→ **What is required**
Starting at the line with "Output a JSON", return every line through the final one of the data, word for word. Pictures stay out.

→ **Data supplied**
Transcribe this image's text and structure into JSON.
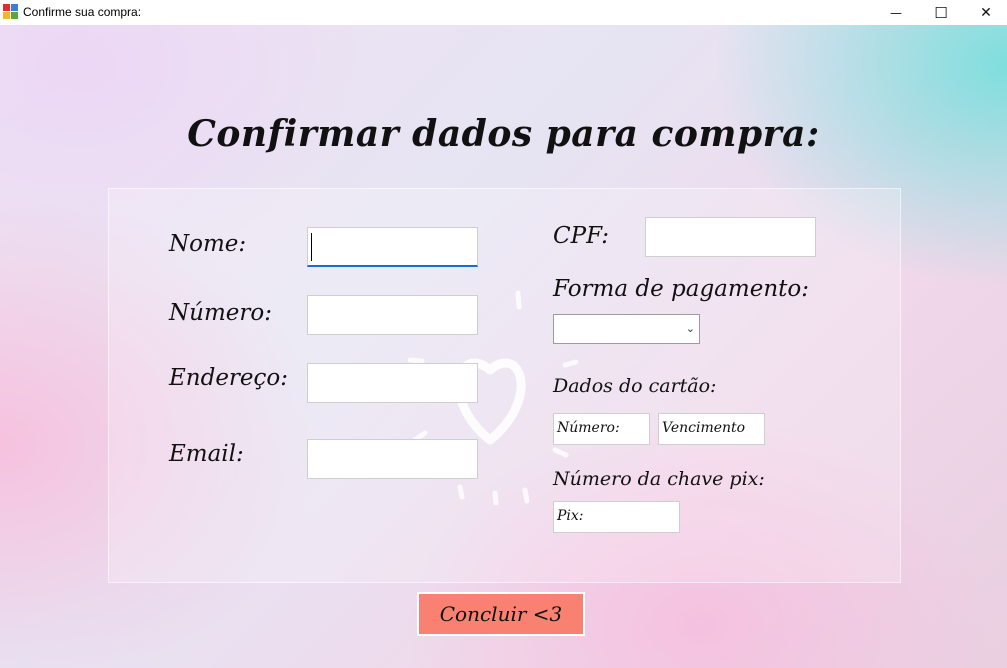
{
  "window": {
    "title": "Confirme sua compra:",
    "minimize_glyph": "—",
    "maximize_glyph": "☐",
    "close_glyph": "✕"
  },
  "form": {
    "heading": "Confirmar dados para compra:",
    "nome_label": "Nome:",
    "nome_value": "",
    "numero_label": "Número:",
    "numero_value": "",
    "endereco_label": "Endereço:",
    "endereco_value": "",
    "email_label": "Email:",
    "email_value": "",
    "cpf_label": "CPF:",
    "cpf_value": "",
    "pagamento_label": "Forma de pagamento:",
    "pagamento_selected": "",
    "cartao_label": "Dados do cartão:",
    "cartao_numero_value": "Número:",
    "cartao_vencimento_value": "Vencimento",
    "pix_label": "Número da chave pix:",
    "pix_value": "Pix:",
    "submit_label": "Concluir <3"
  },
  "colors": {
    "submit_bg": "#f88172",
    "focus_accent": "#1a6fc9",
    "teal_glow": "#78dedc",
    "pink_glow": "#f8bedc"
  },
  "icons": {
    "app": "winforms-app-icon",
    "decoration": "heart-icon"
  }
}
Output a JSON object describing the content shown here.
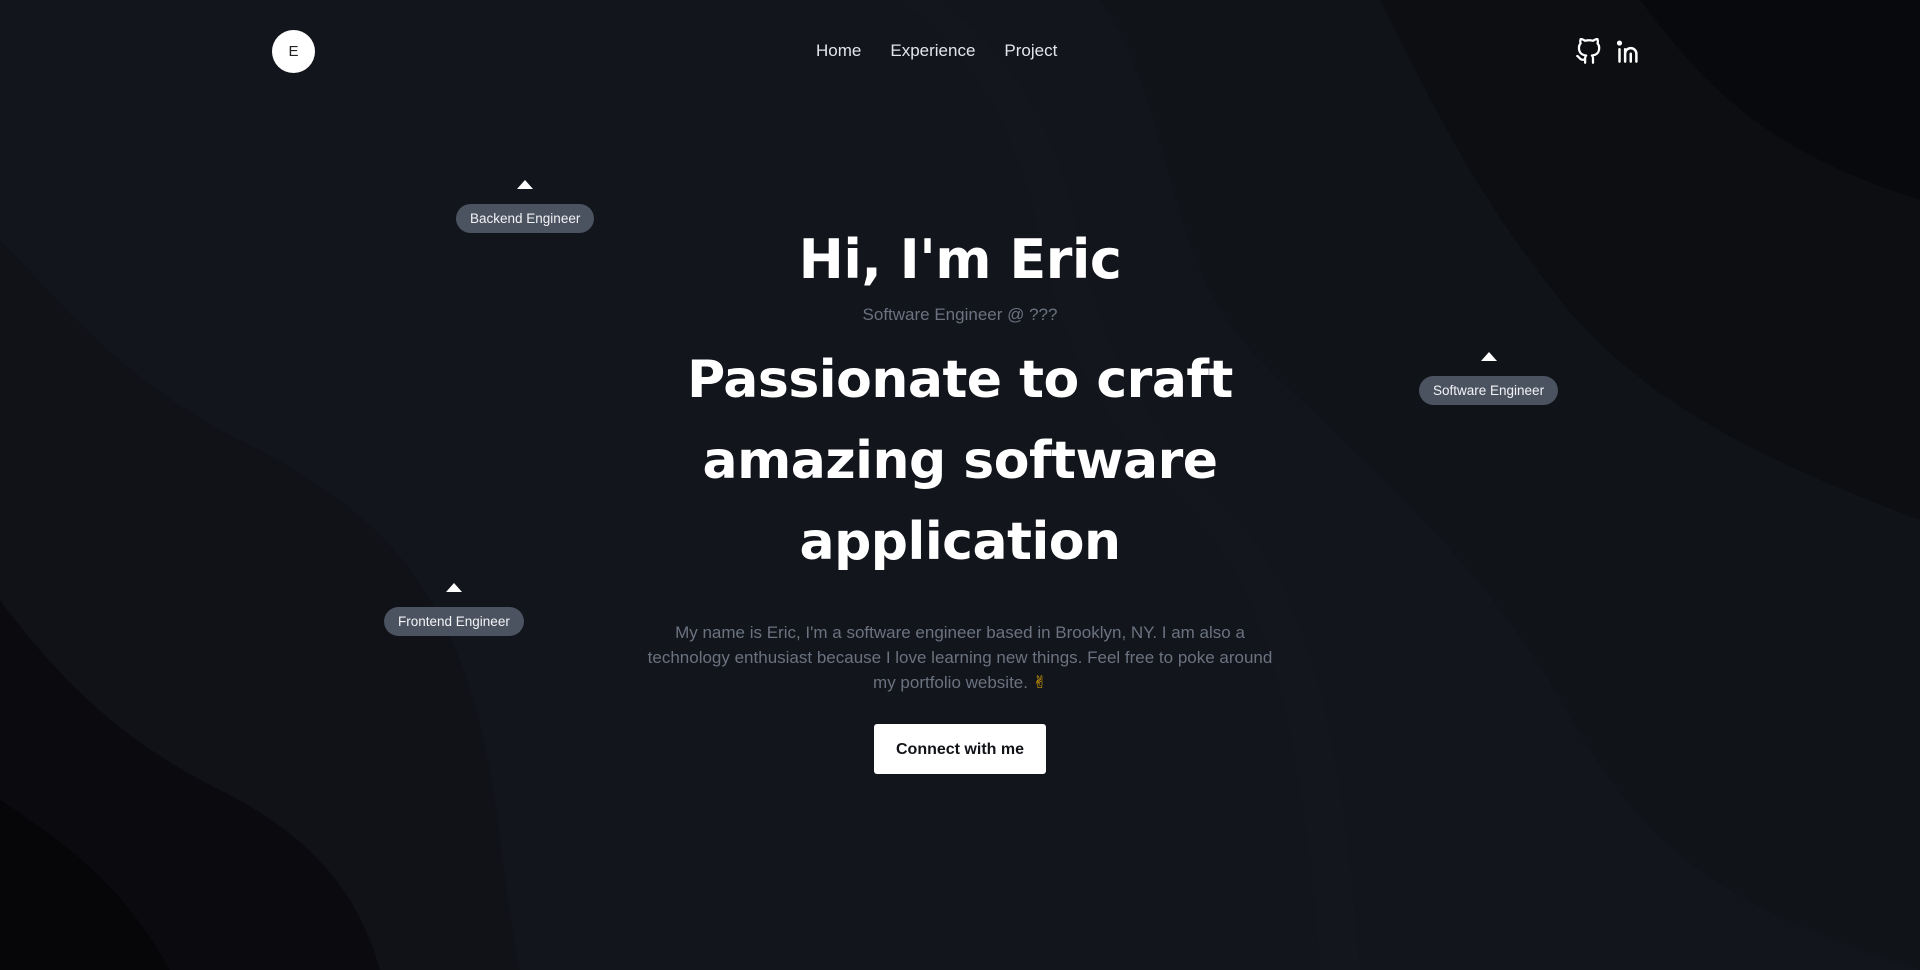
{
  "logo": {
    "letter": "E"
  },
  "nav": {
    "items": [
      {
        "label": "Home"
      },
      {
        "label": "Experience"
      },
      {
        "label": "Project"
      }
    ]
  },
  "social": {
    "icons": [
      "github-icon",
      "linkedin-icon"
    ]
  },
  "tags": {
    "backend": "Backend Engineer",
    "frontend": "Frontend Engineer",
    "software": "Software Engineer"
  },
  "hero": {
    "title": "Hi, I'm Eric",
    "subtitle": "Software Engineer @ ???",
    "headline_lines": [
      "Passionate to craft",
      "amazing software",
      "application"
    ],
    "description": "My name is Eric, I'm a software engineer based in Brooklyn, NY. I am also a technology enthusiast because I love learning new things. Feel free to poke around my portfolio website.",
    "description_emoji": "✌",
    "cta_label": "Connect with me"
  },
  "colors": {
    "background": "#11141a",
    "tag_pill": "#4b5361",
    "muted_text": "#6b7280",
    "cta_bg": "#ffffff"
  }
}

→ **Correct answer**
Output a JSON object describing the content shown here.
{
  "logo": {
    "letter": "E"
  },
  "nav": {
    "items": [
      {
        "label": "Home"
      },
      {
        "label": "Experience"
      },
      {
        "label": "Project"
      }
    ]
  },
  "social": {
    "icons": [
      "github-icon",
      "linkedin-icon"
    ]
  },
  "tags": {
    "backend": "Backend Engineer",
    "frontend": "Frontend Engineer",
    "software": "Software Engineer"
  },
  "hero": {
    "title": "Hi, I'm Eric",
    "subtitle": "Software Engineer @ ???",
    "headline_lines": [
      "Passionate to craft",
      "amazing software",
      "application"
    ],
    "description": "My name is Eric, I'm a software engineer based in Brooklyn, NY. I am also a technology enthusiast because I love learning new things. Feel free to poke around my portfolio website.",
    "description_emoji": "✌",
    "cta_label": "Connect with me"
  },
  "colors": {
    "background": "#11141a",
    "tag_pill": "#4b5361",
    "muted_text": "#6b7280",
    "cta_bg": "#ffffff"
  }
}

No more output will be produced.